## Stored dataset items
::::::::::

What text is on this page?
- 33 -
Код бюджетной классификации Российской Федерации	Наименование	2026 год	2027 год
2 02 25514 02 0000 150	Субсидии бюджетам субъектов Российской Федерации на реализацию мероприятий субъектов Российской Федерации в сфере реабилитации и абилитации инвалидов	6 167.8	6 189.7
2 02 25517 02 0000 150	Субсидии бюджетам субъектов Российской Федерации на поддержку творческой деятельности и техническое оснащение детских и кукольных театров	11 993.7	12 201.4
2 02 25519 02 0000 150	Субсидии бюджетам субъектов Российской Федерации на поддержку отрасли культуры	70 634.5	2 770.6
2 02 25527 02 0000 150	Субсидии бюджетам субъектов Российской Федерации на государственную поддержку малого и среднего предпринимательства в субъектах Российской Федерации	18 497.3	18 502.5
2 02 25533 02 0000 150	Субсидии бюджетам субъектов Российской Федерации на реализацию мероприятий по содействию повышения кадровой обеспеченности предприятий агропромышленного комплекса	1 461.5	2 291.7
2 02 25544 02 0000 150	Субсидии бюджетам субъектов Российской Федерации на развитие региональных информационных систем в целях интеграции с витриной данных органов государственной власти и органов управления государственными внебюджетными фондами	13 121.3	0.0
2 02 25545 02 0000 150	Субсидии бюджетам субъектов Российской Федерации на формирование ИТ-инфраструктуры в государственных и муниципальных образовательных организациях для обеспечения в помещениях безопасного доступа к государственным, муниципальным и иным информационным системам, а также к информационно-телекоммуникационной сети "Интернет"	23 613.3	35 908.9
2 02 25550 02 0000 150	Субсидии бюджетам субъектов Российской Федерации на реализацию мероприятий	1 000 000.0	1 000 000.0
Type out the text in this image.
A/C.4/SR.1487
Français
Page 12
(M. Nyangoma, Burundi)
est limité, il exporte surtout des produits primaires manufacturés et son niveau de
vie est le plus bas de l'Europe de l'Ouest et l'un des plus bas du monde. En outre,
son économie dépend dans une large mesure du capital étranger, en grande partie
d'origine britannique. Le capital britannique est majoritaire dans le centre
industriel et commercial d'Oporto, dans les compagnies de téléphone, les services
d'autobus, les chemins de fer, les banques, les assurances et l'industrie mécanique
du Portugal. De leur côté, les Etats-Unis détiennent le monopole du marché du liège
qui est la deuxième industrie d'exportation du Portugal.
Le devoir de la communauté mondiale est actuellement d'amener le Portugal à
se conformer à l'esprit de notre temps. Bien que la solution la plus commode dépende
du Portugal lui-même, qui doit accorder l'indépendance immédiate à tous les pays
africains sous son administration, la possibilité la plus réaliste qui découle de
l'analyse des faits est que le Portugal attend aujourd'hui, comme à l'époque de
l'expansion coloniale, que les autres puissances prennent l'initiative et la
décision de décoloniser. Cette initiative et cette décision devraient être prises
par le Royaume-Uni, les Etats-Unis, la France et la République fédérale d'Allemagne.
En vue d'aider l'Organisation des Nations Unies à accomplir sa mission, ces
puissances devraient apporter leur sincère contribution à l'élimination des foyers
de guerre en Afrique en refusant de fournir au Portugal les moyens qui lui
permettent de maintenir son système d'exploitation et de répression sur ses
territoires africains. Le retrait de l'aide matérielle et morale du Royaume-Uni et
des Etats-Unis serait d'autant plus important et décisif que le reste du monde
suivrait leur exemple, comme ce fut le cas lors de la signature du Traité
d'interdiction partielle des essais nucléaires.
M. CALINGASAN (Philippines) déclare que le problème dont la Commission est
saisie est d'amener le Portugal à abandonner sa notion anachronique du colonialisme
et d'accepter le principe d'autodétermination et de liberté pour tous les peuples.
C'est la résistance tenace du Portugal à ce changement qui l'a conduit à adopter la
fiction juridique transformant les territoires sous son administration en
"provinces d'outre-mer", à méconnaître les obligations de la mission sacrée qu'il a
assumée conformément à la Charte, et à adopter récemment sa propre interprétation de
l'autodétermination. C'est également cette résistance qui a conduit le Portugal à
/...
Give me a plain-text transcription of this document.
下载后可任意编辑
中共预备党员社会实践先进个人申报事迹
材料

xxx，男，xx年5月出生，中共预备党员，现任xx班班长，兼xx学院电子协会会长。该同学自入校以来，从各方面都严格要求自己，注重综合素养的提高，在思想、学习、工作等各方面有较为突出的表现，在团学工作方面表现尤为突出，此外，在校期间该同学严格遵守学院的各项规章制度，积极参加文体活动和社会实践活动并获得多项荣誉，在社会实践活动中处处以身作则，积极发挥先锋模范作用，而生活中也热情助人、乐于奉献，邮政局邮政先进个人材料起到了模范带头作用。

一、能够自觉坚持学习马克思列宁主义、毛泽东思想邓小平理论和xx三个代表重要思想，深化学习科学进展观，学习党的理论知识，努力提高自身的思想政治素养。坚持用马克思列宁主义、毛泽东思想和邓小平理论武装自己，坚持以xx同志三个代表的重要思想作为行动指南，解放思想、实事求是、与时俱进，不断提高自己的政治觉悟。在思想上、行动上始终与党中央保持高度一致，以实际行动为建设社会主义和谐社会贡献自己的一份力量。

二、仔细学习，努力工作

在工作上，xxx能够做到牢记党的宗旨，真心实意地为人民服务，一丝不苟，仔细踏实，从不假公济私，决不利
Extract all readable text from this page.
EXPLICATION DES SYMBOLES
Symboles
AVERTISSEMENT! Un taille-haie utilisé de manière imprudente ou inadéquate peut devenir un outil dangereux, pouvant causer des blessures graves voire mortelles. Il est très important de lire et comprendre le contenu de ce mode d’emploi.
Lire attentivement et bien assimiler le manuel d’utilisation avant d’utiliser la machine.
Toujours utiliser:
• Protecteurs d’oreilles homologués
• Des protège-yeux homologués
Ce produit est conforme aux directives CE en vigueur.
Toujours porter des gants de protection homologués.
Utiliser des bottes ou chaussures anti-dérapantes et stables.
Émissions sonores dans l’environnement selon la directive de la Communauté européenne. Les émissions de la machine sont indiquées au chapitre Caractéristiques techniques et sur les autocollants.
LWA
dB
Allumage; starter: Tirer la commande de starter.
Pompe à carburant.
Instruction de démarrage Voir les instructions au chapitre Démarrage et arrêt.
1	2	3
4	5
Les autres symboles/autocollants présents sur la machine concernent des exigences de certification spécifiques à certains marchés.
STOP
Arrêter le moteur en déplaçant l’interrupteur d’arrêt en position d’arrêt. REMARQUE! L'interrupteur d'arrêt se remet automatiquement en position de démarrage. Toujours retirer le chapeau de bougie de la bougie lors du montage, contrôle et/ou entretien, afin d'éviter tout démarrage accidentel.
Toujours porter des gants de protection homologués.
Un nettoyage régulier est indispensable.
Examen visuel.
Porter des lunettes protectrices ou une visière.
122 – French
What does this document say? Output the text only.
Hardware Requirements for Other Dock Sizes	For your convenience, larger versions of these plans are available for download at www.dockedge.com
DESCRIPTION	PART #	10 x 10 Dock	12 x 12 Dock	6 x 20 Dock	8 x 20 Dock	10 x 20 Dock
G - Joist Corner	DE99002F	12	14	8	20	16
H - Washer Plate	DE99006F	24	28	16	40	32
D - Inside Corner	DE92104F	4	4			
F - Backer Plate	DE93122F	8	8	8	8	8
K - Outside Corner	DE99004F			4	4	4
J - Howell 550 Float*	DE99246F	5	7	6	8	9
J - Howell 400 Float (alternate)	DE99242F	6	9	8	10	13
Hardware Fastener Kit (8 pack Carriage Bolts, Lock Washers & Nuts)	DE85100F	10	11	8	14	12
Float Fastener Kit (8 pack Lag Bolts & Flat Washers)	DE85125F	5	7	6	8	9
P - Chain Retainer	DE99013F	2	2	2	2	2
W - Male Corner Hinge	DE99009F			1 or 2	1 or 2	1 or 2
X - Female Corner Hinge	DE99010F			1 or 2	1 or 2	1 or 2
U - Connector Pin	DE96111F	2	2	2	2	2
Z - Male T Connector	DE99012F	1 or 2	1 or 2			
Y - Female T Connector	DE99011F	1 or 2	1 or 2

::::::::::

## Work to be completed
Only a number is needed: how many lines of the material above contain "Toujours"?

## Exercise answer
4